Among the lines below, count those with "employés". Give only the number.
..........
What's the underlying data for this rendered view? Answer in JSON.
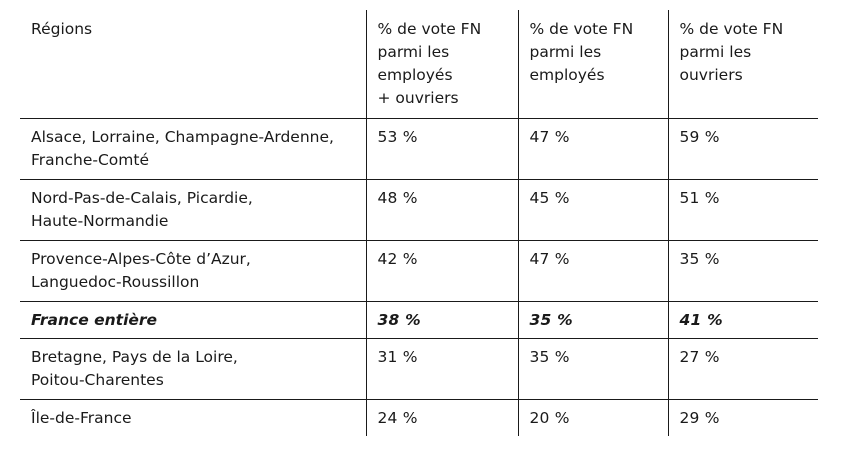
{
  "table": {
    "headers": [
      "Régions",
      "% de vote FN parmi les employés + ouvriers",
      "% de vote FN parmi les employés",
      "% de vote FN parmi les ouvriers"
    ],
    "header_lines": [
      [
        "Régions"
      ],
      [
        "% de vote FN",
        "parmi les",
        "employés",
        "+ ouvriers"
      ],
      [
        "% de vote FN",
        "parmi les",
        "employés"
      ],
      [
        "% de vote FN",
        "parmi les",
        "ouvriers"
      ]
    ],
    "rows": [
      {
        "region_lines": [
          "Alsace, Lorraine, Champagne-Ardenne,",
          "Franche-Comté"
        ],
        "employes_ouvriers": "53 %",
        "employes": "47 %",
        "ouvriers": "59 %",
        "emphasis": false
      },
      {
        "region_lines": [
          "Nord-Pas-de-Calais, Picardie,",
          "Haute-Normandie"
        ],
        "employes_ouvriers": "48 %",
        "employes": "45 %",
        "ouvriers": "51 %",
        "emphasis": false
      },
      {
        "region_lines": [
          "Provence-Alpes-Côte d’Azur,",
          "Languedoc-Roussillon"
        ],
        "employes_ouvriers": "42 %",
        "employes": "47 %",
        "ouvriers": "35 %",
        "emphasis": false
      },
      {
        "region_lines": [
          "France entière"
        ],
        "employes_ouvriers": "38 %",
        "employes": "35 %",
        "ouvriers": "41 %",
        "emphasis": true
      },
      {
        "region_lines": [
          "Bretagne, Pays de la Loire,",
          "Poitou-Charentes"
        ],
        "employes_ouvriers": "31 %",
        "employes": "35 %",
        "ouvriers": "27 %",
        "emphasis": false
      },
      {
        "region_lines": [
          "Île-de-France"
        ],
        "employes_ouvriers": "24 %",
        "employes": "20 %",
        "ouvriers": "29 %",
        "emphasis": false
      }
    ]
  }
}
..........
WRITTEN SOLUTION:
4